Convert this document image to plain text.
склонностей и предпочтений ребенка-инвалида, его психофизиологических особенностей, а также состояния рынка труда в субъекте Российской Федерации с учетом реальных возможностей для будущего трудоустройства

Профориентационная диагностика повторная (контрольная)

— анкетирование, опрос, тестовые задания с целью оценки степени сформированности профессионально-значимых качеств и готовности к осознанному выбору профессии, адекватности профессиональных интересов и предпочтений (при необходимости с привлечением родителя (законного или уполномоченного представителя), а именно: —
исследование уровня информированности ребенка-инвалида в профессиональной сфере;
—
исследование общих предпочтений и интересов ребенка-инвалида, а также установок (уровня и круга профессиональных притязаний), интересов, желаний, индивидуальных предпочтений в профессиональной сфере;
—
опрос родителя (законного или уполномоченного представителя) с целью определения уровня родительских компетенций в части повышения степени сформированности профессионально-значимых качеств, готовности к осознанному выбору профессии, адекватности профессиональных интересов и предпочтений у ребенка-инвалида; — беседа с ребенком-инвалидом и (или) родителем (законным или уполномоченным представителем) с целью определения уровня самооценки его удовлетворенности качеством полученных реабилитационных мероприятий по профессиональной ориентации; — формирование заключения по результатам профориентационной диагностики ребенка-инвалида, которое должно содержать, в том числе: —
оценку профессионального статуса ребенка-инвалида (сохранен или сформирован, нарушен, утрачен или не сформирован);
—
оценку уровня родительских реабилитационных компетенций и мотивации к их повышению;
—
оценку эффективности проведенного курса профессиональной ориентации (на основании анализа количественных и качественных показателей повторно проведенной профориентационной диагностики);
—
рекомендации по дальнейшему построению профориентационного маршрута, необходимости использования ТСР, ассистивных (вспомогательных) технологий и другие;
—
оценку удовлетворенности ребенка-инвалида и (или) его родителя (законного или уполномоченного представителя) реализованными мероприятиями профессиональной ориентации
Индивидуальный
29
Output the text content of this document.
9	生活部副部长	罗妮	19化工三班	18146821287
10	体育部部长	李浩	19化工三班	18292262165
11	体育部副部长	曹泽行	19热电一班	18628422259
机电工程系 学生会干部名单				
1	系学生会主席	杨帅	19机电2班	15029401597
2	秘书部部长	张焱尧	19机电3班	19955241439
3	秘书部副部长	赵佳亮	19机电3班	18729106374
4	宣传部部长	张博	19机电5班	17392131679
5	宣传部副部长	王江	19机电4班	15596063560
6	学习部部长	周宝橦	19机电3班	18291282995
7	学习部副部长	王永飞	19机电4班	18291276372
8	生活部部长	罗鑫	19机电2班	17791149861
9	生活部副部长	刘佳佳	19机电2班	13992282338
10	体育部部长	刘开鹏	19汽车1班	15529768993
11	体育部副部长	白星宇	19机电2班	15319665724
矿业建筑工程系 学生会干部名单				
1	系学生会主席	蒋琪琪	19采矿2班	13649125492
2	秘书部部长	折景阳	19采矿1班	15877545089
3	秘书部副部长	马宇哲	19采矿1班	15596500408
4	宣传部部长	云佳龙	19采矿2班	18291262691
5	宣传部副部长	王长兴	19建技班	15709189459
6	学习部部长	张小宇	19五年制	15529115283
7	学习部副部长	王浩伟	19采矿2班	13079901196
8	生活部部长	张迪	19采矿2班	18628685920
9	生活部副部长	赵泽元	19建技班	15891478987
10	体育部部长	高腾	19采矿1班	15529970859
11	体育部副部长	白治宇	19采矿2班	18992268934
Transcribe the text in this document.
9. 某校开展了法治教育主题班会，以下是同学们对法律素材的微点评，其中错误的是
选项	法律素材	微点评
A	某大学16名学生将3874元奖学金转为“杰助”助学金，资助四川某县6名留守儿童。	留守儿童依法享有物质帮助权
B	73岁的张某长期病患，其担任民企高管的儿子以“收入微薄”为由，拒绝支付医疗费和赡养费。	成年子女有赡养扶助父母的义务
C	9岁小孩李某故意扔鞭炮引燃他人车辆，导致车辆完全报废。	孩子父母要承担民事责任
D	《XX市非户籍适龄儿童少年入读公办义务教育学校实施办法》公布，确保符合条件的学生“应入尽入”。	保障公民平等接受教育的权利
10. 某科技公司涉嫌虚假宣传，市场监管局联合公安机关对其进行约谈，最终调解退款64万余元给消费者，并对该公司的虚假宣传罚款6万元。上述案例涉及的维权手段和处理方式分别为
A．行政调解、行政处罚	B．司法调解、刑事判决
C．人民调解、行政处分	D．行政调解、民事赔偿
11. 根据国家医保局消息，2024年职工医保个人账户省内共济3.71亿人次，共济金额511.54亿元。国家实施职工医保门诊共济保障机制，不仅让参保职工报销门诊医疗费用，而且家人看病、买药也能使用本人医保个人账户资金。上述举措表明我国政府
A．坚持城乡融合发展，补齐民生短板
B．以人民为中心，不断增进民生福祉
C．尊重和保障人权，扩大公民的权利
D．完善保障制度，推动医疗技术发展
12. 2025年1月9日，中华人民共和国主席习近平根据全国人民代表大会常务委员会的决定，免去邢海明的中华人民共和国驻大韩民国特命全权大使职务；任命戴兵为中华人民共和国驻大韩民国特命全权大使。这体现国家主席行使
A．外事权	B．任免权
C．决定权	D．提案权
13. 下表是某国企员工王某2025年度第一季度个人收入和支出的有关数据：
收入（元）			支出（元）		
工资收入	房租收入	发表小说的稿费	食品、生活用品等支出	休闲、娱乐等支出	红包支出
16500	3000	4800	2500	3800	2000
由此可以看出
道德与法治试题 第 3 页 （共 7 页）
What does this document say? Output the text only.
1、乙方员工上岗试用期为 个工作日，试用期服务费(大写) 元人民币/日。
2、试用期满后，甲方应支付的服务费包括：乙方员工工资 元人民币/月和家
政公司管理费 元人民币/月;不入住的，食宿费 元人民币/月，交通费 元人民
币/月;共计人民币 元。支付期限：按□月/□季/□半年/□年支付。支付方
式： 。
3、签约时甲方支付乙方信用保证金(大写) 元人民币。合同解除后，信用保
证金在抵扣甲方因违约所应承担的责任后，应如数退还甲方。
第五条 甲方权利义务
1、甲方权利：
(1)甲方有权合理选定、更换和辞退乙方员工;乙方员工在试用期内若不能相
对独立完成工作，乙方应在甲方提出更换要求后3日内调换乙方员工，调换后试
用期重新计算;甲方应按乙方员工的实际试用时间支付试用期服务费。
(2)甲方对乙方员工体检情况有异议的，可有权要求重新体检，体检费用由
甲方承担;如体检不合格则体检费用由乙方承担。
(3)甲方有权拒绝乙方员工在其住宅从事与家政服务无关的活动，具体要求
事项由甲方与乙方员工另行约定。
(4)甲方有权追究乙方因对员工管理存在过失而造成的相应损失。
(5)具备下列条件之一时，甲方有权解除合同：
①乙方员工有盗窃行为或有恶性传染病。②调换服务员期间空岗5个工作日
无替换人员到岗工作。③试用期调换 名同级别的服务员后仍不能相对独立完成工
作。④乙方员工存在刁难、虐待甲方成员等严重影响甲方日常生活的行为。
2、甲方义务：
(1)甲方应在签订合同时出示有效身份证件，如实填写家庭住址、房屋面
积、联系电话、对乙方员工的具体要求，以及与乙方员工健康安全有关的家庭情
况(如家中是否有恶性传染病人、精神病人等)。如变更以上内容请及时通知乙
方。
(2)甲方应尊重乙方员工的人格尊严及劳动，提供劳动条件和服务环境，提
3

++++++++

_Problem details:_
Pull out every line of the records above that contains the word "秘书部副部长".

_Response:_
3	秘书部副部长	赵佳亮	19机电3班	18729106374
3	秘书部副部长	马宇哲	19采矿1班	15596500408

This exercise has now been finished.